# About this exercise
Copy the passage from the article on business and the post-pandemic recovery below word for word, beginning at "Business didn’t get" and stopping after "the coronavirus pandemic.".

Business didn’t get us into this mess, but with the right reforms it can get us out of it
Back in March, City A.M. announced that it was suspending its print edition — partly due to concern about the drop-off in advertising revenue, but mostly because it seemed futile to distribute newspapers around London when workers had been told to stay at home.
Recently, this paper’s editor made the welcome announcement that its print edition will return later this year.
In doing so, he reminded us of how many businesses, large and small, are straining every sinew to bounce back from the worst impacts of the coronavirus pandemic.
But to do so, they need the government’s support. Indeed, the only way that we can get our economy back on its feet, make up the shortfalls in GDP and wider economic activity, and return to growth is if the government puts its full weight behind the private sector.
That belief — that it is businesses and businesspeople who will drive our recovery — is central to the report we published this week, entitled After The Virus.
This paper by the Centre for Policy Studies (CPS) think tank is a blueprint for the steps the government should take to give our economy the very best chance of making up the ground it has lost in recent months.
This report starts from first principles — ones which the CPS has espoused for many decades. We should support free enterprise; our country should remain open to ideas, people and investment; we should avoid distortive or unduly high taxes; and we must maintain a stable monetary environment.
With these principles in place, we have come up with a set of ideas and recommendations to turbocharge economic activity. We have no expectation that they will be adopted wholesale. But we hope they will help ministers as they move from coping with the pandemic’s immediate impact to getting the economy moving once more.

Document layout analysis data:

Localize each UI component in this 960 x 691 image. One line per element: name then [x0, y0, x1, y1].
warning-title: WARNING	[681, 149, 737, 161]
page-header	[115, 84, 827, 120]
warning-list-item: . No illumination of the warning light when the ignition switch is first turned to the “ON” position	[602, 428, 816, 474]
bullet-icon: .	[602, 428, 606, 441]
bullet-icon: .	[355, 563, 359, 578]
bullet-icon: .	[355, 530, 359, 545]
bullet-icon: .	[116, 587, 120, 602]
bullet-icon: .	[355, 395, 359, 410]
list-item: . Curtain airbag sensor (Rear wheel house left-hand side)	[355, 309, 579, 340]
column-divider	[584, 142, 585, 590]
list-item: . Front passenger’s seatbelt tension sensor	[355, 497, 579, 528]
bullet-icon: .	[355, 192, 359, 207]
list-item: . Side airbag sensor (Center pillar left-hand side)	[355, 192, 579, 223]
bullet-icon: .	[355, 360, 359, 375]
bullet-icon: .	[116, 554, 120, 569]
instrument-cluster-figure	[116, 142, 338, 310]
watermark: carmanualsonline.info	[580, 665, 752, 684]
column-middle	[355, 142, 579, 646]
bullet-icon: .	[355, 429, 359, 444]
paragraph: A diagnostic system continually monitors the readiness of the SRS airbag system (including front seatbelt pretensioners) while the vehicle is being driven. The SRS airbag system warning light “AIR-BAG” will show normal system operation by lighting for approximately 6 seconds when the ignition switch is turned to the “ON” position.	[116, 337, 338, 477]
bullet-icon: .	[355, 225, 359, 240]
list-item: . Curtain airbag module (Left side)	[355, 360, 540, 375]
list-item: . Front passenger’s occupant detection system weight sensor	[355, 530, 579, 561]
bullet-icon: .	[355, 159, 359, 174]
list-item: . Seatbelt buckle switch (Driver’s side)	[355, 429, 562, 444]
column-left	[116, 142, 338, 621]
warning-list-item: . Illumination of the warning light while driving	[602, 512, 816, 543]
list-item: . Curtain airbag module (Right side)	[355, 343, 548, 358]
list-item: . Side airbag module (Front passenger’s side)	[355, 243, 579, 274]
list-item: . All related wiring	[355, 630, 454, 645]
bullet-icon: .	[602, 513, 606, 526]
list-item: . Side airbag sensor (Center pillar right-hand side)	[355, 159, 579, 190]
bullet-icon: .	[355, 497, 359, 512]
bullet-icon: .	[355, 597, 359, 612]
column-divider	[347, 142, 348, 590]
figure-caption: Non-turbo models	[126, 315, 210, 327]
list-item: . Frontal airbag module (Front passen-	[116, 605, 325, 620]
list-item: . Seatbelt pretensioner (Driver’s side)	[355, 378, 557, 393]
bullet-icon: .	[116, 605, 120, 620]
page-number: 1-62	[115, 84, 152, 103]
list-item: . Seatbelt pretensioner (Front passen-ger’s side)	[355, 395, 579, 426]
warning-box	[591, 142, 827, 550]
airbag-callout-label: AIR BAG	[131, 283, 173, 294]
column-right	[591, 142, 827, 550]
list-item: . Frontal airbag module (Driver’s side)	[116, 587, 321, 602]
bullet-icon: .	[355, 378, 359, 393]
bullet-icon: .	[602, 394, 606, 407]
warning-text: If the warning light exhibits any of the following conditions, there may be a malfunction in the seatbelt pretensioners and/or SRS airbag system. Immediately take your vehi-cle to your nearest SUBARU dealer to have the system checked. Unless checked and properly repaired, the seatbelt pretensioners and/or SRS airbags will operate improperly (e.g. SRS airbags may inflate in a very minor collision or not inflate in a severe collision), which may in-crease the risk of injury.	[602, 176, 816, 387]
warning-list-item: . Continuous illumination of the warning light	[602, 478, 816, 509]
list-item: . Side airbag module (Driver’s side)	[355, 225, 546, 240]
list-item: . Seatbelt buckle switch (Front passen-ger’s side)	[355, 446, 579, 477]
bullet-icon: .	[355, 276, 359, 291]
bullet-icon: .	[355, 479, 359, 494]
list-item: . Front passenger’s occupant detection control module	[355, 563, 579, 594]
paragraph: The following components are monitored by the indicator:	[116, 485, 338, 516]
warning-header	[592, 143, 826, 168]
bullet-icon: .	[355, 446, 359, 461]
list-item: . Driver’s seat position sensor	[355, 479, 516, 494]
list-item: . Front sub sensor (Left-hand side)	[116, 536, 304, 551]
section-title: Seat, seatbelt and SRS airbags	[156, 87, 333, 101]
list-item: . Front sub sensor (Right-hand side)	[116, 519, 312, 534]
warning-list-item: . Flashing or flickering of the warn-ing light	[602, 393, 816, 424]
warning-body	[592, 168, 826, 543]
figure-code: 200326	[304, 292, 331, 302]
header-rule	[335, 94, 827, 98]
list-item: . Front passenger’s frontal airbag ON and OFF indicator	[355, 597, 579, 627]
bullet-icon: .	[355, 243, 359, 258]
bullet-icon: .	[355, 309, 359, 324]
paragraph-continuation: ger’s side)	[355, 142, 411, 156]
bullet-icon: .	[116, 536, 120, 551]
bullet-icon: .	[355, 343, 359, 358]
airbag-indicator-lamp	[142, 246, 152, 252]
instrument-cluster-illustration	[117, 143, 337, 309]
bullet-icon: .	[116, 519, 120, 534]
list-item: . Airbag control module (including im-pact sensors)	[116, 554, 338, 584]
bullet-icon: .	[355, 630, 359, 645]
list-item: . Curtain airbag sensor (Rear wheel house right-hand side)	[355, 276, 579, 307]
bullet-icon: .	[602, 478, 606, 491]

# Output of the exercise
Business didn’t get us into this mess, but with the right reforms it can get us out of it
Back in March, City A.M. announced that it was suspending its print edition — partly due to concern about the drop-off in advertising revenue, but mostly because it seemed futile to distribute newspapers around London when workers had been told to stay at home.
Recently, this paper’s editor made the welcome announcement that its print edition will return later this year.
In doing so, he reminded us of how many businesses, large and small, are straining every sinew to bounce back from the worst impacts of the coronavirus pandemic.